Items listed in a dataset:
━━━
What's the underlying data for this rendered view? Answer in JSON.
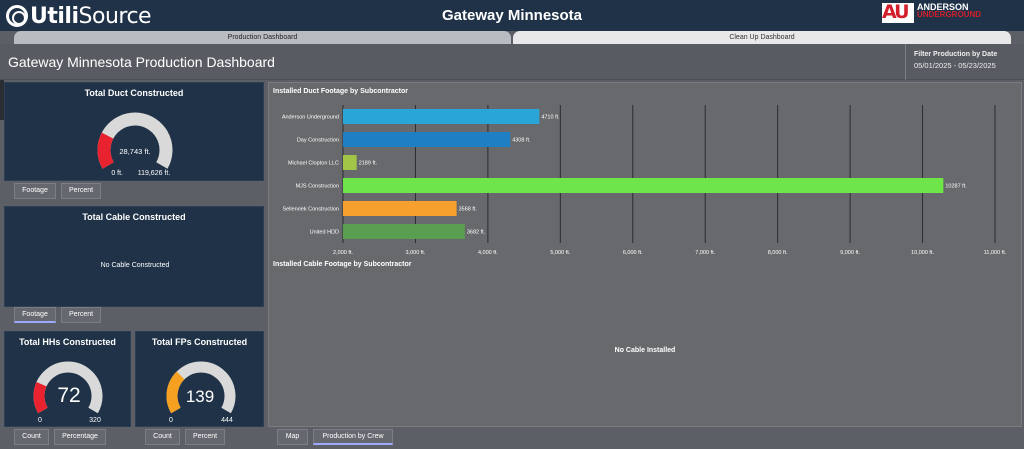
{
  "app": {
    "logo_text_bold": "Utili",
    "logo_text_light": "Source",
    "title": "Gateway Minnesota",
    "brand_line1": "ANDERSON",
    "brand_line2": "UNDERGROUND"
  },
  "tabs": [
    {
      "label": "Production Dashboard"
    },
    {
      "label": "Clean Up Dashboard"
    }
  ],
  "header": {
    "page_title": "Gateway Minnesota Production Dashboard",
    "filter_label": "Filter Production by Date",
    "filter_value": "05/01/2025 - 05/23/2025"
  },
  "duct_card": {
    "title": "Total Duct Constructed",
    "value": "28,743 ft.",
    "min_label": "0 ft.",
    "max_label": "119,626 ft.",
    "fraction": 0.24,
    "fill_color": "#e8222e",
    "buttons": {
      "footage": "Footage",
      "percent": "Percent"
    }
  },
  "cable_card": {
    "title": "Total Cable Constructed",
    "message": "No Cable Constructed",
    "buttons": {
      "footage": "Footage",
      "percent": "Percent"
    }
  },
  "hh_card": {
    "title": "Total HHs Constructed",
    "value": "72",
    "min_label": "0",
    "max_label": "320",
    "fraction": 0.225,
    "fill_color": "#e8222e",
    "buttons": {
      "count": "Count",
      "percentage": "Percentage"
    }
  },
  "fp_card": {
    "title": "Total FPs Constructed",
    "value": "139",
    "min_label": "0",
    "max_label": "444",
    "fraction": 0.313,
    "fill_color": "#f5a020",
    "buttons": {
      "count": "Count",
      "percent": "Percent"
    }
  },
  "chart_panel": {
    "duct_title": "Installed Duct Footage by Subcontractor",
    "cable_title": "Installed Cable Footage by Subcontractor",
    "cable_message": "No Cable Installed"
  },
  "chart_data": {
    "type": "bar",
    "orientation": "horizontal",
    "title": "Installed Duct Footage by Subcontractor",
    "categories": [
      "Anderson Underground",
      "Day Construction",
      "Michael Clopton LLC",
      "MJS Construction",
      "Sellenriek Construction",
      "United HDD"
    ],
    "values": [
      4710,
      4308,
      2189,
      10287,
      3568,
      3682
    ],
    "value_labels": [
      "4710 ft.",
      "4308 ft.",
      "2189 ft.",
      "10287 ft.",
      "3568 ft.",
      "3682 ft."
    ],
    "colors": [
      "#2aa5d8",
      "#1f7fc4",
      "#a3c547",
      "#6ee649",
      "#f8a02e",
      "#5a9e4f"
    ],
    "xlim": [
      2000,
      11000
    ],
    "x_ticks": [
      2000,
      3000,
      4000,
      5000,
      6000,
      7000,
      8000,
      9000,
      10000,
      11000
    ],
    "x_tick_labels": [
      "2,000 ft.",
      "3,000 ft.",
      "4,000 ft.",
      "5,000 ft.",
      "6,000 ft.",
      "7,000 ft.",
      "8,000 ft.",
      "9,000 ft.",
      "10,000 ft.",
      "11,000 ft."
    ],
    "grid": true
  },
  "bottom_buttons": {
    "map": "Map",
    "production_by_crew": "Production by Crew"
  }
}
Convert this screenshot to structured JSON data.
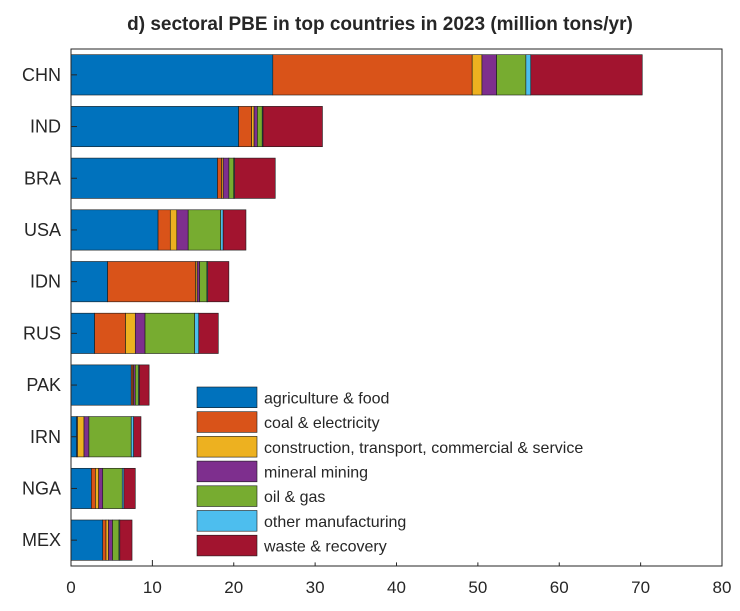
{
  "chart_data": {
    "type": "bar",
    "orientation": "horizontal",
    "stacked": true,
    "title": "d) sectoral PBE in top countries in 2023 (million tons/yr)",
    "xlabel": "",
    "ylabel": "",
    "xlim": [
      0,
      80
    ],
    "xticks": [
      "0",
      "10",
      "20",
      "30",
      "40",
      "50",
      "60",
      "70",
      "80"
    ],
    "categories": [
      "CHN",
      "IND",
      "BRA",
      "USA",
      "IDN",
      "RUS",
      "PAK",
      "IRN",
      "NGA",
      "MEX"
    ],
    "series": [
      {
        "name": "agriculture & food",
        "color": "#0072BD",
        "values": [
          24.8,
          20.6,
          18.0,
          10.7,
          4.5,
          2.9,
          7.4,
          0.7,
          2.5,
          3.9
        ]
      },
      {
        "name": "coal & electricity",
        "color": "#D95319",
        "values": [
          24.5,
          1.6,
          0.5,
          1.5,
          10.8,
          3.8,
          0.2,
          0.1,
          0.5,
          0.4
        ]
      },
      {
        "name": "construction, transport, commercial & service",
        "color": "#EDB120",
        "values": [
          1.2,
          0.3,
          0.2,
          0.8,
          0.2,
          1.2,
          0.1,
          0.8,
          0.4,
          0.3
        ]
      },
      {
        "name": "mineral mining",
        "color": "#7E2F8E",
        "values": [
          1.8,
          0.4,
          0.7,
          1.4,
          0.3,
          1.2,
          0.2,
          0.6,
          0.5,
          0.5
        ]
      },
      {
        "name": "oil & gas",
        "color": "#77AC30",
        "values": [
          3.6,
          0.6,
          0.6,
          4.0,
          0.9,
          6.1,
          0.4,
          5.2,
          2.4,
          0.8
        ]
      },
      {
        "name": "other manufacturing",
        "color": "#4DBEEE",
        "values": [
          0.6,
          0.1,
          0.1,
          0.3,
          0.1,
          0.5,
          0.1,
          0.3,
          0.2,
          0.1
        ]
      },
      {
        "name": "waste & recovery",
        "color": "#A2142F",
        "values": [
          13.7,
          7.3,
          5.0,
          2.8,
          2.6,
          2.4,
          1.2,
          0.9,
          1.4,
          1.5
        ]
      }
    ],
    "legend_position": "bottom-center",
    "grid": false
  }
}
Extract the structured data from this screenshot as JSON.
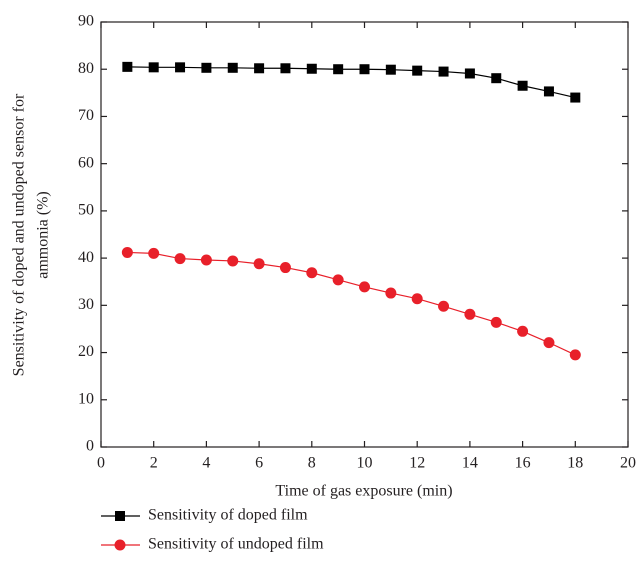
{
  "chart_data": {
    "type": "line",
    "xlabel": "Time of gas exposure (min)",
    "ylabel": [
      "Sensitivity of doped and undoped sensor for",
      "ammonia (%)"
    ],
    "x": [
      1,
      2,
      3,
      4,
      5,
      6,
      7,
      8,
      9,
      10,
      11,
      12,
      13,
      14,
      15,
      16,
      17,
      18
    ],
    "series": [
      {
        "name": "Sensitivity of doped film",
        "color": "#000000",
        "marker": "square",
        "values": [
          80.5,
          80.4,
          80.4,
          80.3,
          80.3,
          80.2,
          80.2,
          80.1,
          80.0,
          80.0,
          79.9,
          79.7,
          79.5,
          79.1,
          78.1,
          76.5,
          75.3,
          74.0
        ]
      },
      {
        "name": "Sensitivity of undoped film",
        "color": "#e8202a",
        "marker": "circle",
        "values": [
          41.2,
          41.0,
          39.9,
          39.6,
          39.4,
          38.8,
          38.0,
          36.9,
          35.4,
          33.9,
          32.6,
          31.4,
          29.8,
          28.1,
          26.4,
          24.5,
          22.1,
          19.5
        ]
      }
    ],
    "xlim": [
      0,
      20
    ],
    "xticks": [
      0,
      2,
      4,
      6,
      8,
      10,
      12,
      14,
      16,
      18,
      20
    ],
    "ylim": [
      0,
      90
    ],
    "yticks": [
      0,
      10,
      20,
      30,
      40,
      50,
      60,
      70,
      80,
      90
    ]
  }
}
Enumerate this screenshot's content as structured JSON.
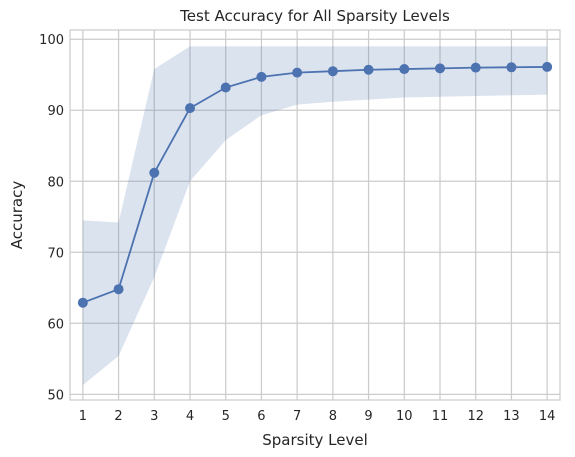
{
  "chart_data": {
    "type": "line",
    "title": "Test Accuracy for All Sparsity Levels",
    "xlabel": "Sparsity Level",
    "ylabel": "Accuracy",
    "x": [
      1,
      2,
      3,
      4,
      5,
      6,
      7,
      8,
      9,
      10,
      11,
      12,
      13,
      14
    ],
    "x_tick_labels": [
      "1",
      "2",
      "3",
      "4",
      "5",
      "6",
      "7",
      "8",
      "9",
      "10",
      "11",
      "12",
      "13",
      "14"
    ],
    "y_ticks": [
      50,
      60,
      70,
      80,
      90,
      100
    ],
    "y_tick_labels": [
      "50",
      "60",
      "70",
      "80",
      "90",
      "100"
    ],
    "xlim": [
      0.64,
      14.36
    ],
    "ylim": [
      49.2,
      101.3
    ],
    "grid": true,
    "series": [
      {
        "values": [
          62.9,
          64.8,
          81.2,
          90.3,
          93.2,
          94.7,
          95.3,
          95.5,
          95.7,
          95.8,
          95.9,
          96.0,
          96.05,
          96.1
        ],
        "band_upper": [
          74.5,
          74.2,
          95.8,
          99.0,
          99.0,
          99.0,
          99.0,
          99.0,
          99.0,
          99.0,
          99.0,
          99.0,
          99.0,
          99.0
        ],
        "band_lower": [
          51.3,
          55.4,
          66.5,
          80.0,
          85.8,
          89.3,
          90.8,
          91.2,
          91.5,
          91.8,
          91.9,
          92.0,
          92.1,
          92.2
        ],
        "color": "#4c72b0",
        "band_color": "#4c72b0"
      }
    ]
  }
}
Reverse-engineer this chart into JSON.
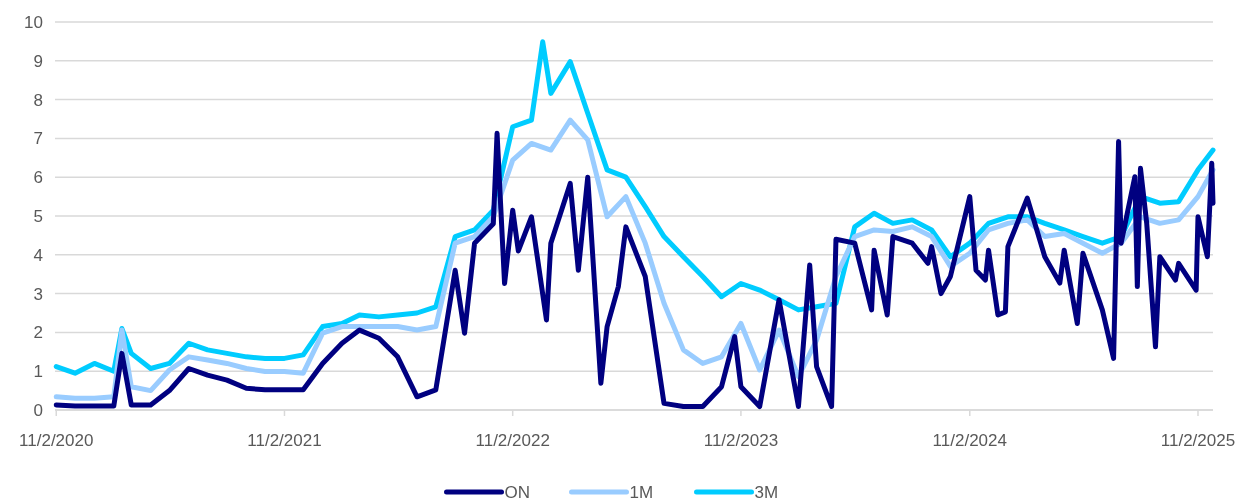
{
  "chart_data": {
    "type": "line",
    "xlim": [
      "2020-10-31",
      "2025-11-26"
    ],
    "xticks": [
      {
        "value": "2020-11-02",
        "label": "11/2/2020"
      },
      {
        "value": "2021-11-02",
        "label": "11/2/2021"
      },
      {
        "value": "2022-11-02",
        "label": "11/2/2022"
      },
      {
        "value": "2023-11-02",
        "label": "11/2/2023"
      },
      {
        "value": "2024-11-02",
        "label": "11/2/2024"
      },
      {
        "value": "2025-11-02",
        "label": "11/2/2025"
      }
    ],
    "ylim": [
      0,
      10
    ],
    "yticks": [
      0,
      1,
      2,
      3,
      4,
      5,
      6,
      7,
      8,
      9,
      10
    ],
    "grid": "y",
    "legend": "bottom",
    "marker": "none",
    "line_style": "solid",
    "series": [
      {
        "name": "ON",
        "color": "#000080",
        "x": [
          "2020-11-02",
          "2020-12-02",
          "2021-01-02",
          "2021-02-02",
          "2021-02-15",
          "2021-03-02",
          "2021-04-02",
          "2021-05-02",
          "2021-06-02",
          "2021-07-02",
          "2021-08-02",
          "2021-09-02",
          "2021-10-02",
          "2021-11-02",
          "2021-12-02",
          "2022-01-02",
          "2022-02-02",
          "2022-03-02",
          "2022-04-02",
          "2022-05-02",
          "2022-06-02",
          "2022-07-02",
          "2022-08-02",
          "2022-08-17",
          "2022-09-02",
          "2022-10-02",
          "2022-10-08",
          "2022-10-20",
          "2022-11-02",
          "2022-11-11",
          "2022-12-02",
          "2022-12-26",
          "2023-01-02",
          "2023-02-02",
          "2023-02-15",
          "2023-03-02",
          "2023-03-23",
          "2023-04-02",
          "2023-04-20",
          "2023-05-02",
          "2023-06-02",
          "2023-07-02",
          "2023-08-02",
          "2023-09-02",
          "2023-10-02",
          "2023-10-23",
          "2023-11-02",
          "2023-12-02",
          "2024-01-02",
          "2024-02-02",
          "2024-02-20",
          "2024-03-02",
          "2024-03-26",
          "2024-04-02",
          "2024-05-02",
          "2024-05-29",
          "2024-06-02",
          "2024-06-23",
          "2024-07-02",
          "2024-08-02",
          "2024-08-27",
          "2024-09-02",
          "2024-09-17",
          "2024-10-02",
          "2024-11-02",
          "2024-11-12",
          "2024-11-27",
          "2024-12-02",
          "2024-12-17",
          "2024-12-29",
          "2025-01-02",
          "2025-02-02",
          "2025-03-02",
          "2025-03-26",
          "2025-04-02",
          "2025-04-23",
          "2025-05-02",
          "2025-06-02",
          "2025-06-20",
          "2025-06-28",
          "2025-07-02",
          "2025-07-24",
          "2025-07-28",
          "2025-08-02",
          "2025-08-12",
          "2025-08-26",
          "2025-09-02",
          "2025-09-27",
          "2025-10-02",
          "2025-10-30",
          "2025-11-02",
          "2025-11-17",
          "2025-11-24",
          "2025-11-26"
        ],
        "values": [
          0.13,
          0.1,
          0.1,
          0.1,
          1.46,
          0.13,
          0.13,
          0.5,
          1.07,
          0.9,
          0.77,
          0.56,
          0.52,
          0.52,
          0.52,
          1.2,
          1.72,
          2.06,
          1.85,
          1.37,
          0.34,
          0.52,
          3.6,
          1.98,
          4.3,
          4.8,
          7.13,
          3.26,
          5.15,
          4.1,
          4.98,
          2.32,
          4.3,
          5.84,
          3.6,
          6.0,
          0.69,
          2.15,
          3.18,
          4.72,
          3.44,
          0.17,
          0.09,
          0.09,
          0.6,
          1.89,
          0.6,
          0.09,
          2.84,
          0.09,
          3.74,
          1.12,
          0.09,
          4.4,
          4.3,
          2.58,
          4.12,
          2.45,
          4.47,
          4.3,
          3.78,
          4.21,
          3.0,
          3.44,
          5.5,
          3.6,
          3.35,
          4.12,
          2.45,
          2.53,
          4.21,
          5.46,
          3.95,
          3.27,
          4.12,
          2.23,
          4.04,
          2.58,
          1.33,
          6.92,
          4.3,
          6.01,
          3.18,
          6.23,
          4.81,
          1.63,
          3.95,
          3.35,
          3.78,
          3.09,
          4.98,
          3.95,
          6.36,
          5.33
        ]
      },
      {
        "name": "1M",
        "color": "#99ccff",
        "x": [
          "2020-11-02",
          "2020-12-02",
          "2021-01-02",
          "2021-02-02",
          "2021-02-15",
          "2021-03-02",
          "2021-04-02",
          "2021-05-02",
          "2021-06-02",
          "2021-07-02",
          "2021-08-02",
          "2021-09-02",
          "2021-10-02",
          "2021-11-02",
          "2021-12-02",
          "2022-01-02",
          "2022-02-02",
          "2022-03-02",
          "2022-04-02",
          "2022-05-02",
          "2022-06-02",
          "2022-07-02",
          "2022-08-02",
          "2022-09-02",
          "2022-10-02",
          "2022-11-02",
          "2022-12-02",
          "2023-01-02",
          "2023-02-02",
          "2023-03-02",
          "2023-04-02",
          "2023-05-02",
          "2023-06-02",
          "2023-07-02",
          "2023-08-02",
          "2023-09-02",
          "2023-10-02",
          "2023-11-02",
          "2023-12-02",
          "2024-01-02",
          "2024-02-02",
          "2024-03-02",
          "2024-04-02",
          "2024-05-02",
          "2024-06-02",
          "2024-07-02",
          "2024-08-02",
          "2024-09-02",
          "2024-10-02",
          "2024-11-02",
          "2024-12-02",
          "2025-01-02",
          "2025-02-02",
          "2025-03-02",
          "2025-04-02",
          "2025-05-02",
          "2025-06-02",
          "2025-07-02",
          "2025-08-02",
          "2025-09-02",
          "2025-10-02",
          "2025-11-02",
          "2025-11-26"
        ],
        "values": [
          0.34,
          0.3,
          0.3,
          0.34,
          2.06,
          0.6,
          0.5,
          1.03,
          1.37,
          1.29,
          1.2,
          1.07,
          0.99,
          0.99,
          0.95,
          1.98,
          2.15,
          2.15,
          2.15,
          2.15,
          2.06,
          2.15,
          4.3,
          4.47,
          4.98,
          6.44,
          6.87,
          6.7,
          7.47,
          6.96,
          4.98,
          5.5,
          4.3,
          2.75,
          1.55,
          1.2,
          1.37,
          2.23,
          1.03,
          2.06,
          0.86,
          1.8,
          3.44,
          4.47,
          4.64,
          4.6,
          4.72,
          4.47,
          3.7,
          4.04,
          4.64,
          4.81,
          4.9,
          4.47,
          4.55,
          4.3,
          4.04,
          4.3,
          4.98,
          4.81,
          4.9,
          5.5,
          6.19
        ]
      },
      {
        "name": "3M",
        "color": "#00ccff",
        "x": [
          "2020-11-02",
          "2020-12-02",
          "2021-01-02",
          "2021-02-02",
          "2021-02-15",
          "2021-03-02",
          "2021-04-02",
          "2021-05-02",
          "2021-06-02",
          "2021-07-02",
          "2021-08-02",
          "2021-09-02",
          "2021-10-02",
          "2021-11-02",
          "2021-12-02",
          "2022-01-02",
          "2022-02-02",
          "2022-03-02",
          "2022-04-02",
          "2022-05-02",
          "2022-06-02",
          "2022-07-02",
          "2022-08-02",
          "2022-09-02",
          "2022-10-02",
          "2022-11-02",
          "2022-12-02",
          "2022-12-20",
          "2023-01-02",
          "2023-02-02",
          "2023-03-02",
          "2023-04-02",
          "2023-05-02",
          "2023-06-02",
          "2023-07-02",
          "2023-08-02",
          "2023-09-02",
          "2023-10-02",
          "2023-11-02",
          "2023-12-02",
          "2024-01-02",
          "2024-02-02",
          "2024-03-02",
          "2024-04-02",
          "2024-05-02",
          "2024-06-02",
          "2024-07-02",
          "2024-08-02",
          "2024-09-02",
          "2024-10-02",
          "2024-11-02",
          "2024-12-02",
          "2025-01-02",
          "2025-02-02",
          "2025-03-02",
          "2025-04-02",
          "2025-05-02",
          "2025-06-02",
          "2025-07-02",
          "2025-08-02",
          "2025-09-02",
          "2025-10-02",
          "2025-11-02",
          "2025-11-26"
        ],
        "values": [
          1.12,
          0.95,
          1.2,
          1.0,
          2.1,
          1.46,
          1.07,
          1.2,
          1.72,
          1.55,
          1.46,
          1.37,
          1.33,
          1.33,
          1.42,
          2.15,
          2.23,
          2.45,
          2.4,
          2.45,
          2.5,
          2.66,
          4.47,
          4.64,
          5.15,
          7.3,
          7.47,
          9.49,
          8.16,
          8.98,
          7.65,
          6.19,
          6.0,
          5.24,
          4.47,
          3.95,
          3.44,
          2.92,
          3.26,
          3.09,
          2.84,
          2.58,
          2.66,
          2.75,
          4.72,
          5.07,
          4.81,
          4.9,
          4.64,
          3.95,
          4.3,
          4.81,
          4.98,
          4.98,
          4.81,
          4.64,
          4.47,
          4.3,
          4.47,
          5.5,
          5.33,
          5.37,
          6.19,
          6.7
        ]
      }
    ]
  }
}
━━━
» YOUR INSTRUCTIONS: Identify each line of the material where the word "Installed" shows up, and copy it.

» RESULT FOR THIS EXERCISE:
    "duct_title": "Installed Duct Footage by Subcontractor",
    "cable_title": "Installed Cable Footage by Subcontractor",
    "cable_message": "No Cable Installed"
    "title": "Installed Duct Footage by Subcontractor",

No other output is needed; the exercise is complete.